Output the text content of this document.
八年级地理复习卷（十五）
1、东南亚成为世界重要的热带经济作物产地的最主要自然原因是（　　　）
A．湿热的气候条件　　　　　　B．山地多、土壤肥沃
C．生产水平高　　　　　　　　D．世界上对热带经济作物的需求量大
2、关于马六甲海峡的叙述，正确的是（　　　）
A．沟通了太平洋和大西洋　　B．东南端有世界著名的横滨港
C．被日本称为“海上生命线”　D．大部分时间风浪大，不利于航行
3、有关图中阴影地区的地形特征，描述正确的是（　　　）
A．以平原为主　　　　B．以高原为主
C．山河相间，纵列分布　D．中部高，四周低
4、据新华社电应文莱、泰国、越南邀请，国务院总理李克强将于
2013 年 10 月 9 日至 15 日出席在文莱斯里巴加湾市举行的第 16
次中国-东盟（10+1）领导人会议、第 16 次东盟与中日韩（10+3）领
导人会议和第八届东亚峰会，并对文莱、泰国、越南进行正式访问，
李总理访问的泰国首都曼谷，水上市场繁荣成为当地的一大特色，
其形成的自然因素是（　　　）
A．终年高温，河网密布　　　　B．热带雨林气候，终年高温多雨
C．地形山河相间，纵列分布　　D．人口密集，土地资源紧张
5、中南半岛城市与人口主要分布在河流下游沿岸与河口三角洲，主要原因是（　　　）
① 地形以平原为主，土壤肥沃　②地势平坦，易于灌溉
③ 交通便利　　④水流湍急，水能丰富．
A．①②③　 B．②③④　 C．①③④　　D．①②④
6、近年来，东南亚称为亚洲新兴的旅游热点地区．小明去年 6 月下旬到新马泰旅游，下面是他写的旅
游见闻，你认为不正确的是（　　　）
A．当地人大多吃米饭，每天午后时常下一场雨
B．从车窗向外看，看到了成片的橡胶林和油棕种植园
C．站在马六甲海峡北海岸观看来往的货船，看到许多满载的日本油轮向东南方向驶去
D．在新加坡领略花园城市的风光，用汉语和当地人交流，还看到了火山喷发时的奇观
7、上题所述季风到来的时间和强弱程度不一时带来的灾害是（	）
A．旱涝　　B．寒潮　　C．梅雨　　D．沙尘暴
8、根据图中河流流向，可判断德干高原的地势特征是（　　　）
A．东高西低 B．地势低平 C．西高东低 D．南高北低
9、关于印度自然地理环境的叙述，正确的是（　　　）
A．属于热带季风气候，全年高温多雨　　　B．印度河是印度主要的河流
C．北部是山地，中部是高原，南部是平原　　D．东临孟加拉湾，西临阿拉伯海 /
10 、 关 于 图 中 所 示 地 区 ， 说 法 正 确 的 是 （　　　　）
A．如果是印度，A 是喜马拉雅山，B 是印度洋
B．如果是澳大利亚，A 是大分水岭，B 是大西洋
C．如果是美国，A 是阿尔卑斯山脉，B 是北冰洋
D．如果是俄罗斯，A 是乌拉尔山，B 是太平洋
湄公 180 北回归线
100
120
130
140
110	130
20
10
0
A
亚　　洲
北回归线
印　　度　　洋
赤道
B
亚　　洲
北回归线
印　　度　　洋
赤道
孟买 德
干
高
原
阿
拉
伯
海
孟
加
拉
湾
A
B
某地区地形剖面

TASK DESCRIPTION
Restate all of the entries above precisely.

PROBLEM SOLUTION
Output the text content of this document.
八年级地理复习卷（十五）
1、东南亚成为世界重要的热带经济作物产地的最主要自然原因是（　　　）
A．湿热的气候条件　　　　　　B．山地多、土壤肥沃
C．生产水平高　　　　　　　　D．世界上对热带经济作物的需求量大
2、关于马六甲海峡的叙述，正确的是（　　　）
A．沟通了太平洋和大西洋　　B．东南端有世界著名的横滨港
C．被日本称为“海上生命线”　D．大部分时间风浪大，不利于航行
3、有关图中阴影地区的地形特征，描述正确的是（　　　）
A．以平原为主　　　　B．以高原为主
C．山河相间，纵列分布　D．中部高，四周低
4、据新华社电应文莱、泰国、越南邀请，国务院总理李克强将于
2013 年 10 月 9 日至 15 日出席在文莱斯里巴加湾市举行的第 16
次中国-东盟（10+1）领导人会议、第 16 次东盟与中日韩（10+3）领
导人会议和第八届东亚峰会，并对文莱、泰国、越南进行正式访问，
李总理访问的泰国首都曼谷，水上市场繁荣成为当地的一大特色，
其形成的自然因素是（　　　）
A．终年高温，河网密布　　　　B．热带雨林气候，终年高温多雨
C．地形山河相间，纵列分布　　D．人口密集，土地资源紧张
5、中南半岛城市与人口主要分布在河流下游沿岸与河口三角洲，主要原因是（　　　）
① 地形以平原为主，土壤肥沃　②地势平坦，易于灌溉
③ 交通便利　　④水流湍急，水能丰富．
A．①②③　 B．②③④　 C．①③④　　D．①②④
6、近年来，东南亚称为亚洲新兴的旅游热点地区．小明去年 6 月下旬到新马泰旅游，下面是他写的旅
游见闻，你认为不正确的是（　　　）
A．当地人大多吃米饭，每天午后时常下一场雨
B．从车窗向外看，看到了成片的橡胶林和油棕种植园
C．站在马六甲海峡北海岸观看来往的货船，看到许多满载的日本油轮向东南方向驶去
D．在新加坡领略花园城市的风光，用汉语和当地人交流，还看到了火山喷发时的奇观
7、上题所述季风到来的时间和强弱程度不一时带来的灾害是（	）
A．旱涝　　B．寒潮　　C．梅雨　　D．沙尘暴
8、根据图中河流流向，可判断德干高原的地势特征是（　　　）
A．东高西低 B．地势低平 C．西高东低 D．南高北低
9、关于印度自然地理环境的叙述，正确的是（　　　）
A．属于热带季风气候，全年高温多雨　　　B．印度河是印度主要的河流
C．北部是山地，中部是高原，南部是平原　　D．东临孟加拉湾，西临阿拉伯海 /
10 、 关 于 图 中 所 示 地 区 ， 说 法 正 确 的 是 （　　　　）
A．如果是印度，A 是喜马拉雅山，B 是印度洋
B．如果是澳大利亚，A 是大分水岭，B 是大西洋
C．如果是美国，A 是阿尔卑斯山脉，B 是北冰洋
D．如果是俄罗斯，A 是乌拉尔山，B 是太平洋
湄公 180 北回归线
100
120
130
140
110	130
20
10
0
A
亚　　洲
北回归线
印　　度　　洋
赤道
B
亚　　洲
北回归线
印　　度　　洋
赤道
孟买 德
干
高
原
阿
拉
伯
海
孟
加
拉
湾
A
B
某地区地形剖面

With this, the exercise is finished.